» PROBLEM DESCRIPTION: Pull out every line with the word "name" from the entries below.

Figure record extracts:
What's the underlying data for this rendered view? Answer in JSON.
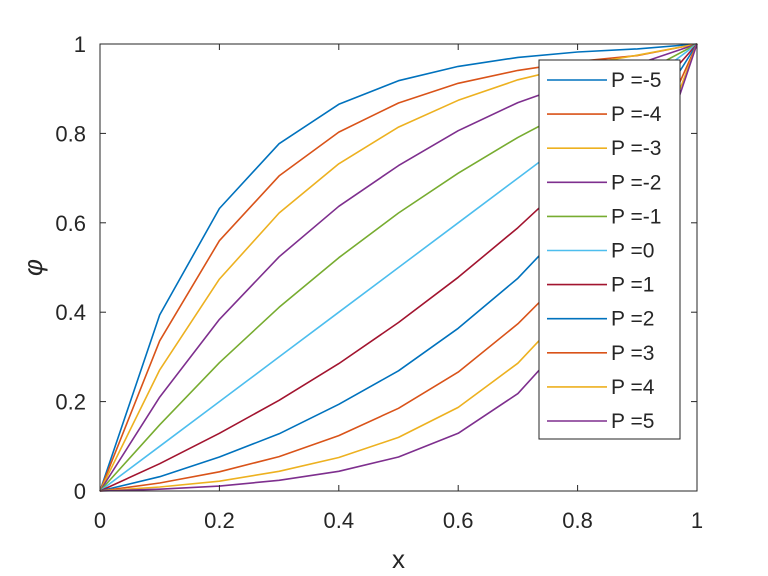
{
  "chart_data": {
    "type": "line",
    "xlabel": "x",
    "ylabel": "φ",
    "xlim": [
      0,
      1
    ],
    "ylim": [
      0,
      1
    ],
    "xticks": [
      "0",
      "0.2",
      "0.4",
      "0.6",
      "0.8",
      "1"
    ],
    "yticks": [
      "0",
      "0.2",
      "0.4",
      "0.6",
      "0.8",
      "1"
    ],
    "grid": false,
    "legend_position": "top-right",
    "x": [
      0,
      0.1,
      0.2,
      0.3,
      0.4,
      0.5,
      0.6,
      0.7,
      0.8,
      0.9,
      1
    ],
    "series": [
      {
        "name": "P =-5",
        "color": "#0072BD",
        "values": [
          0,
          0.394,
          0.632,
          0.777,
          0.865,
          0.918,
          0.95,
          0.97,
          0.982,
          0.989,
          1
        ]
      },
      {
        "name": "P =-4",
        "color": "#D95319",
        "values": [
          0,
          0.336,
          0.56,
          0.705,
          0.803,
          0.868,
          0.912,
          0.941,
          0.961,
          0.974,
          1
        ]
      },
      {
        "name": "P =-3",
        "color": "#EDB120",
        "values": [
          0,
          0.271,
          0.474,
          0.622,
          0.732,
          0.814,
          0.874,
          0.92,
          0.952,
          0.975,
          1
        ]
      },
      {
        "name": "P =-2",
        "color": "#7E2F8E",
        "values": [
          0,
          0.21,
          0.384,
          0.524,
          0.637,
          0.728,
          0.806,
          0.869,
          0.916,
          0.955,
          1
        ]
      },
      {
        "name": "P =-1",
        "color": "#77AC30",
        "values": [
          0,
          0.148,
          0.287,
          0.411,
          0.522,
          0.622,
          0.711,
          0.791,
          0.861,
          0.929,
          1
        ]
      },
      {
        "name": "P =0",
        "color": "#4DBEEE",
        "values": [
          0,
          0.1,
          0.2,
          0.3,
          0.4,
          0.5,
          0.6,
          0.7,
          0.8,
          0.9,
          1
        ]
      },
      {
        "name": "P =1",
        "color": "#A2142F",
        "values": [
          0,
          0.061,
          0.129,
          0.203,
          0.285,
          0.377,
          0.478,
          0.589,
          0.713,
          0.849,
          1
        ]
      },
      {
        "name": "P =2",
        "color": "#0072BD",
        "values": [
          0,
          0.032,
          0.076,
          0.128,
          0.194,
          0.269,
          0.364,
          0.476,
          0.617,
          0.789,
          1
        ]
      },
      {
        "name": "P =3",
        "color": "#D95319",
        "values": [
          0,
          0.018,
          0.043,
          0.077,
          0.124,
          0.185,
          0.266,
          0.374,
          0.508,
          0.704,
          1
        ]
      },
      {
        "name": "P =4",
        "color": "#EDB120",
        "values": [
          0,
          0.009,
          0.022,
          0.044,
          0.075,
          0.12,
          0.187,
          0.286,
          0.428,
          0.646,
          1
        ]
      },
      {
        "name": "P =5",
        "color": "#7E2F8E",
        "values": [
          0,
          0.004,
          0.011,
          0.024,
          0.044,
          0.076,
          0.129,
          0.218,
          0.365,
          0.605,
          1
        ]
      }
    ]
  }
}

» OUTPUT BELOW:
        "name": "P =-5",
        "name": "P =-4",
        "name": "P =-3",
        "name": "P =-2",
        "name": "P =-1",
        "name": "P =0",
        "name": "P =1",
        "name": "P =2",
        "name": "P =3",
        "name": "P =4",
        "name": "P =5",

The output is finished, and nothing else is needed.